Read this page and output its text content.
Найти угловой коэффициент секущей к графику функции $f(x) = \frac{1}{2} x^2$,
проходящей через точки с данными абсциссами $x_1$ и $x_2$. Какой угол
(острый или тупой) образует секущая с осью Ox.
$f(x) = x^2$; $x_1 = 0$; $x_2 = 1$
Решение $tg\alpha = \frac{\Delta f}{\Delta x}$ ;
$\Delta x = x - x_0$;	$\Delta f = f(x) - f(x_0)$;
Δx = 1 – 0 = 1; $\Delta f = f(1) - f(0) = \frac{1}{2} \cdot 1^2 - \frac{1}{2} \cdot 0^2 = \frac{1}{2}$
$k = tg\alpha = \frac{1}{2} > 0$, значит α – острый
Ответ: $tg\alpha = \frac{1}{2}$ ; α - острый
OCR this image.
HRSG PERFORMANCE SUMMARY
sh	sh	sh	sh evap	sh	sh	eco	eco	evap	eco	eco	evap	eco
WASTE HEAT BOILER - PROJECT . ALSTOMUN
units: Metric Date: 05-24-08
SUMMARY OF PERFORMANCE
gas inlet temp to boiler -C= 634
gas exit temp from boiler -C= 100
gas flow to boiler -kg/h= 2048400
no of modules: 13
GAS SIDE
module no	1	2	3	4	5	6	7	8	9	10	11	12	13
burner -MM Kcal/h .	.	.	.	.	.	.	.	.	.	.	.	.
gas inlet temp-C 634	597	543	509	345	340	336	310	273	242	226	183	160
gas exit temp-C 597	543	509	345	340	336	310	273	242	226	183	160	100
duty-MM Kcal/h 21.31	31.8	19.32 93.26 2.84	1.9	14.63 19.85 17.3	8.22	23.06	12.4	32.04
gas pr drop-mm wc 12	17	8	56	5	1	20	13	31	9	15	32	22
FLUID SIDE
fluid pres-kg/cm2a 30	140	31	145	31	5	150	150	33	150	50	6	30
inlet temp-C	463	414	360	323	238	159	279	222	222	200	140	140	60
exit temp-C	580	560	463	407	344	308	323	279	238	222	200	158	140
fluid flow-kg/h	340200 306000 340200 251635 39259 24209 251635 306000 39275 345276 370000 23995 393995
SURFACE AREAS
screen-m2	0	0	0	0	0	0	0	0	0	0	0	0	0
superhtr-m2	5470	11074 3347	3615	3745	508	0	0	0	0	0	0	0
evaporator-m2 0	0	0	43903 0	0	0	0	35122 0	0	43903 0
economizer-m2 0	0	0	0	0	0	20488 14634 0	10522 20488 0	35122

※ ※ ※

What is expected: Print out the whole listing exactly as it appears.

Task result:
Read this page and output its text content.
Найти угловой коэффициент секущей к графику функции $f(x) = \frac{1}{2} x^2$,
проходящей через точки с данными абсциссами $x_1$ и $x_2$. Какой угол
(острый или тупой) образует секущая с осью Ox.
$f(x) = x^2$; $x_1 = 0$; $x_2 = 1$
Решение $tg\alpha = \frac{\Delta f}{\Delta x}$ ;
$\Delta x = x - x_0$;	$\Delta f = f(x) - f(x_0)$;
Δx = 1 – 0 = 1; $\Delta f = f(1) - f(0) = \frac{1}{2} \cdot 1^2 - \frac{1}{2} \cdot 0^2 = \frac{1}{2}$
$k = tg\alpha = \frac{1}{2} > 0$, значит α – острый
Ответ: $tg\alpha = \frac{1}{2}$ ; α - острый
OCR this image.
HRSG PERFORMANCE SUMMARY
sh	sh	sh	sh evap	sh	sh	eco	eco	evap	eco	eco	evap	eco
WASTE HEAT BOILER - PROJECT . ALSTOMUN
units: Metric Date: 05-24-08
SUMMARY OF PERFORMANCE
gas inlet temp to boiler -C= 634
gas exit temp from boiler -C= 100
gas flow to boiler -kg/h= 2048400
no of modules: 13
GAS SIDE
module no	1	2	3	4	5	6	7	8	9	10	11	12	13
burner -MM Kcal/h .	.	.	.	.	.	.	.	.	.	.	.	.
gas inlet temp-C 634	597	543	509	345	340	336	310	273	242	226	183	160
gas exit temp-C 597	543	509	345	340	336	310	273	242	226	183	160	100
duty-MM Kcal/h 21.31	31.8	19.32 93.26 2.84	1.9	14.63 19.85 17.3	8.22	23.06	12.4	32.04
gas pr drop-mm wc 12	17	8	56	5	1	20	13	31	9	15	32	22
FLUID SIDE
fluid pres-kg/cm2a 30	140	31	145	31	5	150	150	33	150	50	6	30
inlet temp-C	463	414	360	323	238	159	279	222	222	200	140	140	60
exit temp-C	580	560	463	407	344	308	323	279	238	222	200	158	140
fluid flow-kg/h	340200 306000 340200 251635 39259 24209 251635 306000 39275 345276 370000 23995 393995
SURFACE AREAS
screen-m2	0	0	0	0	0	0	0	0	0	0	0	0	0
superhtr-m2	5470	11074 3347	3615	3745	508	0	0	0	0	0	0	0
evaporator-m2 0	0	0	43903 0	0	0	0	35122 0	0	43903 0
economizer-m2 0	0	0	0	0	0	20488 14634 0	10522 20488 0	35122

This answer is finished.